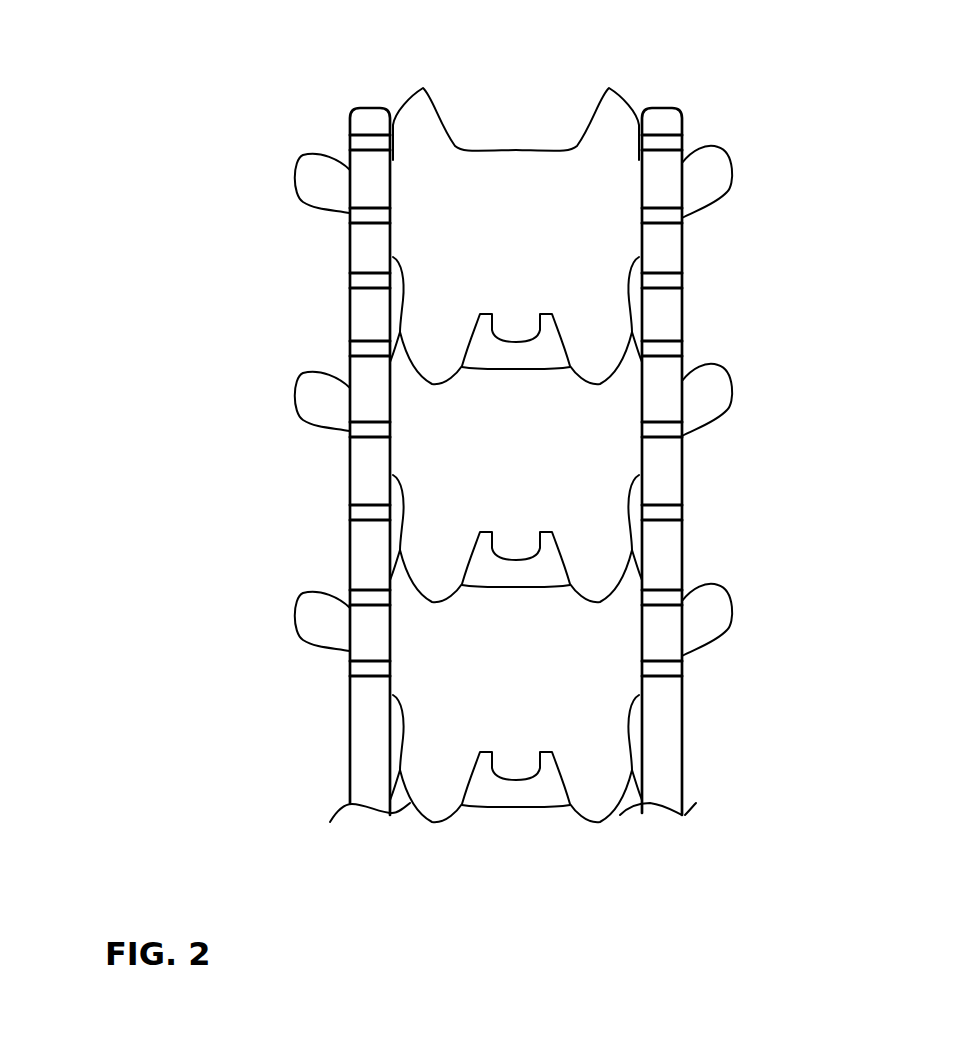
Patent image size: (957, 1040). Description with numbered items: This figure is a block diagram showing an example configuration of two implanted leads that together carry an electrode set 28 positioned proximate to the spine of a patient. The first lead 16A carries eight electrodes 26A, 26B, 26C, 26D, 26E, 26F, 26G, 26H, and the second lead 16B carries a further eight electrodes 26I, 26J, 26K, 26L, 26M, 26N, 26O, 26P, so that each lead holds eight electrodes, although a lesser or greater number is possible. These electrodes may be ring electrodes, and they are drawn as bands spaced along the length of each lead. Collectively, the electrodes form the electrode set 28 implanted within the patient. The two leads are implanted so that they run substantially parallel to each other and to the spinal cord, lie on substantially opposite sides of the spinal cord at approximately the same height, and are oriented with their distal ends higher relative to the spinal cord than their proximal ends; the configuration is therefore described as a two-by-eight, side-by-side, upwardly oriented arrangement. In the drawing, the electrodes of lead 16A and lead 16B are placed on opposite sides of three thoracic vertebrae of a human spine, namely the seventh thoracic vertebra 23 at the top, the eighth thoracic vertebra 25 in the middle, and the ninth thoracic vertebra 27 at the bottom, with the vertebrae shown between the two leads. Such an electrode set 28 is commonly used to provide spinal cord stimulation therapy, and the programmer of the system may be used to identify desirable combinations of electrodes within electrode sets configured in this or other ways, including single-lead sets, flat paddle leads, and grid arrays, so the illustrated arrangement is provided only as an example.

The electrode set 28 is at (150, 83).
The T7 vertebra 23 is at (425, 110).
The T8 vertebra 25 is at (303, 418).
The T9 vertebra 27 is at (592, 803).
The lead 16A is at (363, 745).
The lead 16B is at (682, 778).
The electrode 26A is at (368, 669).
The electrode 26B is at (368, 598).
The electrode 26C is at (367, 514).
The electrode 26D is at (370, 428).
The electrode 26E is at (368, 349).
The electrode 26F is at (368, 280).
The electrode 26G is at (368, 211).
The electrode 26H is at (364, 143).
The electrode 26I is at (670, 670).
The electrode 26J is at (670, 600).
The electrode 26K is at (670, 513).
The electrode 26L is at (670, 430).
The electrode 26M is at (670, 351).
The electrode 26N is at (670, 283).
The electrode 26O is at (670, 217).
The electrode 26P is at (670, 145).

--- --- ---

■ What you need to do
Find each line in the items above that contains the word "vertebra", and copy those lines in full.

■ Complete answer
Patent image size: (957, 1040). Description with numbered items: This figure is a block diagram showing an example configuration of two implanted leads that together carry an electrode set 28 positioned proximate to the spine of a patient. The first lead 16A carries eight electrodes 26A, 26B, 26C, 26D, 26E, 26F, 26G, 26H, and the second lead 16B carries a further eight electrodes 26I, 26J, 26K, 26L, 26M, 26N, 26O, 26P, so that each lead holds eight electrodes, although a lesser or greater number is possible. These electrodes may be ring electrodes, and they are drawn as bands spaced along the length of each lead. Collectively, the electrodes form the electrode set 28 implanted within the patient. The two leads are implanted so that they run substantially parallel to each other and to the spinal cord, lie on substantially opposite sides of the spinal cord at approximately the same height, and are oriented with their distal ends higher relative to the spinal cord than their proximal ends; the configuration is therefore described as a two-by-eight, side-by-side, upwardly oriented arrangement. In the drawing, the electrodes of lead 16A and lead 16B are placed on opposite sides of three thoracic vertebrae of a human spine, namely the seventh thoracic vertebra 23 at the top, the eighth thoracic vertebra 25 in the middle, and the ninth thoracic vertebra 27 at the bottom, with the vertebrae shown between the two leads. Such an electrode set 28 is commonly used to provide spinal cord stimulation therapy, and the programmer of the system may be used to identify desirable combinations of electrodes within electrode sets configured in this or other ways, including single-lead sets, flat paddle leads, and grid arrays, so the illustrated arrangement is provided only as an example.
The T7 vertebra 23 is at (425, 110).
The T8 vertebra 25 is at (303, 418).
The T9 vertebra 27 is at (592, 803).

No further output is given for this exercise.